▶ Extract:
◆ ◆ ◆ ◆

Species of gastropod

Maoritomella ischna is a species of sea snail, a marine gastropod mollusk in the family Borsoniidae.

==Description==
The height of the shell attains 8.5 mm, its width 2.25 mm.

(Original description) The shell is high, narrow, and conical, with a blunt apex, a contracted base, and a longish aperture. It exhibits minimal sculpture and is strong, yellowish-grey, and porcellanous (ceramic-like).

Sculpture: Longitudinals: The shell displays only strong, regular growth lines, which rise into small tubercles, especially on the upper whorls. Between the stronger lines, the surface of the shell is delicately fretted with other very minute, sharp lines.

Spirals: The whorls are faintly keeled above the middle by a spiral thread, which is slightly stronger and more prominent than the others. Close above the suture is another thread, almost as strong, which slightly carves the whorls. Halfway between these is a finer thread that tends to split into two very fine threads. At the suture, but visible beyond the mouth, is another thread that defines the base here.

The longitudinal lines rise into very small tubercles as they cross the spirals; however, this feature is much stronger on the upper whorls, which appear reticulated. On the last whorl, the effect is feeble. Three very fine, equally spaced threads lie between the keel and the suture. The base and snout bear about twelve relatively equal, fine threads.

The colour of the shell is a faintly yellowish grey. The epidermis is extremely thin and smooth.

The spire is conical with an almost unbroken profile, as the whorls are scarcely convex. There are barely two embryonic whorls in the protoconch; they are smooth and globose, not flattened down at the tip, which, however, is slightly immersed. There are 7 whorls in total. They are feebly keeled with a just-perceptibly concave line running from the suture to the keel, and from the keel to the suture below. Just above the suture, there is a slight contraction that forms a faint superior margination. The body whorl is very slightly swollen; the base contracts rather rapidly and is drawn out into a rather long, straight, but not narrow snout. The suture is distinct and impressed.

◆ ◆ ◆ ◆

▶ Requirement A: List the adjectives that come right after the word "is" in the two sentences of the "(Original description)" paragraph of the gastropod description.
▶ Requirement B: Reproduce the gastropod description word for word, beginning at the words "The longitudinal lines" and stopping after "equal, fine threads.".
The entries that follow have nothing to do with the gastropod description.

◆ ◆ ◆ ◆

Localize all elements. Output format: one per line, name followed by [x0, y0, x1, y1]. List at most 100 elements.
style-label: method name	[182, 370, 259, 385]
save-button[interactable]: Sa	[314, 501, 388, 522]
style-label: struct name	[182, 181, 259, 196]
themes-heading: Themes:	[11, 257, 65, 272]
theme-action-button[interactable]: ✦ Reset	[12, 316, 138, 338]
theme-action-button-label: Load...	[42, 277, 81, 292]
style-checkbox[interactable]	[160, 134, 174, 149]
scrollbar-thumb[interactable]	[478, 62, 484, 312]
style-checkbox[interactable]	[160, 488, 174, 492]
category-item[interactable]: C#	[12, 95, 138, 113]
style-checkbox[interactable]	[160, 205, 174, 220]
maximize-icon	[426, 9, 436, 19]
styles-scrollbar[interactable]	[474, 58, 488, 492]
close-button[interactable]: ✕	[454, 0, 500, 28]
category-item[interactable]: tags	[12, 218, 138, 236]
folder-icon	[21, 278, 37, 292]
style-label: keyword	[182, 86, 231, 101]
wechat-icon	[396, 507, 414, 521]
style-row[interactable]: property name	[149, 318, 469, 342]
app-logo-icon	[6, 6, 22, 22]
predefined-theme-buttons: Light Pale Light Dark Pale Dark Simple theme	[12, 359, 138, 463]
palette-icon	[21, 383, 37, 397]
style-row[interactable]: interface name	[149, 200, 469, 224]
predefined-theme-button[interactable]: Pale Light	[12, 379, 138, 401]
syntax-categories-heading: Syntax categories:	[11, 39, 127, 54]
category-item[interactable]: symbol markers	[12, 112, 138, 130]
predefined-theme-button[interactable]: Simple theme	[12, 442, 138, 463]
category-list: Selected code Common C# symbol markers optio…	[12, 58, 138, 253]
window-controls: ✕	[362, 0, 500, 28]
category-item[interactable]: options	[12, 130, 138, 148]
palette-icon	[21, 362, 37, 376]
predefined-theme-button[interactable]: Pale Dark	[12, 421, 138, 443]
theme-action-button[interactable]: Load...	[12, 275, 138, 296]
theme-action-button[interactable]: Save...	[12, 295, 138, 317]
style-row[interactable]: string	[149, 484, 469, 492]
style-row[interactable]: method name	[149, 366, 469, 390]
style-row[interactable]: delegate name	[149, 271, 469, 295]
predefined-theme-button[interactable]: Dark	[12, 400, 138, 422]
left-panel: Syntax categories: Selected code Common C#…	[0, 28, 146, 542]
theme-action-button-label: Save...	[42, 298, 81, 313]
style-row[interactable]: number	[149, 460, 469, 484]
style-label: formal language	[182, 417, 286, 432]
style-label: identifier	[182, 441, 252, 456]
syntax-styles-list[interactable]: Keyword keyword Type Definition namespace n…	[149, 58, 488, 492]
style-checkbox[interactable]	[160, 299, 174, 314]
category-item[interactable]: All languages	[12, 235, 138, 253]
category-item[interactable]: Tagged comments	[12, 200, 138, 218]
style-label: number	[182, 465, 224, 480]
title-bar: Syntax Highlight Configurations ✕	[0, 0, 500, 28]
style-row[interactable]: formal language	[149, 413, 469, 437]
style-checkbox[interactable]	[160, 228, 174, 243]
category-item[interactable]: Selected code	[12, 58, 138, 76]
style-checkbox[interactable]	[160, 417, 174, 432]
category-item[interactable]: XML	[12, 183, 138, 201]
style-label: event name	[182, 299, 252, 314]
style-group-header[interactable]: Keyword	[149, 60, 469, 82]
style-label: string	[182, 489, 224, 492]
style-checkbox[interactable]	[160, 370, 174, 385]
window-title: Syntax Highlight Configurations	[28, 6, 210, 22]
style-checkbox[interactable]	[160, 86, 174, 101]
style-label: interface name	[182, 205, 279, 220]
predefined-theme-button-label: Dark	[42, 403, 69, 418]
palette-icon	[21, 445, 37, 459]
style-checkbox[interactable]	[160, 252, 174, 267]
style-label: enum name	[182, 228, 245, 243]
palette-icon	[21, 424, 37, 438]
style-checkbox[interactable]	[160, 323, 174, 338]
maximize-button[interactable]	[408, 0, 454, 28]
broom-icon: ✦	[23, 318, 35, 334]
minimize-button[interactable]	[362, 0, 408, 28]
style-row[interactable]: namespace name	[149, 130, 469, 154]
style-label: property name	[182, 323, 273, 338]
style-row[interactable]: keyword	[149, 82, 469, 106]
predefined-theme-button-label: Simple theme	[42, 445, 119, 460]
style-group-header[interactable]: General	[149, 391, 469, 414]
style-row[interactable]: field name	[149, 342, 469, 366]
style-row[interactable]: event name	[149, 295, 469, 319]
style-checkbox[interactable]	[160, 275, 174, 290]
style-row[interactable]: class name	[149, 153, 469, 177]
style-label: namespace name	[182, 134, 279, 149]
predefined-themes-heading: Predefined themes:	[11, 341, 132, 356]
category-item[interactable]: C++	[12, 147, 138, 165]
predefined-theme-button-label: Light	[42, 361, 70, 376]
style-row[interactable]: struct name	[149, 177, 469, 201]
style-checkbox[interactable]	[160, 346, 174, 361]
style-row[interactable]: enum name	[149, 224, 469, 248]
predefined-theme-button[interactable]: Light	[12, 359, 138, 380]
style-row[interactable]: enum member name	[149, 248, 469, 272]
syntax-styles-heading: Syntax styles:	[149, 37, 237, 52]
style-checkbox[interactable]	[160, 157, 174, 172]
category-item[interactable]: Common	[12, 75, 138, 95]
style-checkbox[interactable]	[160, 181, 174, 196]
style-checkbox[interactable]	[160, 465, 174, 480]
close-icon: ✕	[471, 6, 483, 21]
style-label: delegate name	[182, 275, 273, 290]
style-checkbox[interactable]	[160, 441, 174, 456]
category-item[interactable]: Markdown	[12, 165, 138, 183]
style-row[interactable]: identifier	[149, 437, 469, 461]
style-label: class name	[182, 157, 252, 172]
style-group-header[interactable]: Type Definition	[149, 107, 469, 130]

◆ ◆ ◆ ◆

▶ Expected output A: high, narrow, conical, strong, yellowish-grey, porcellanous

▶ Expected output B:
The longitudinal lines rise into very small tubercles as they cross the spirals; however, this feature is much stronger on the upper whorls, which appear reticulated. On the last whorl, the effect is feeble. Three very fine, equally spaced threads lie between the keel and the suture. The base and snout bear about twelve relatively equal, fine threads.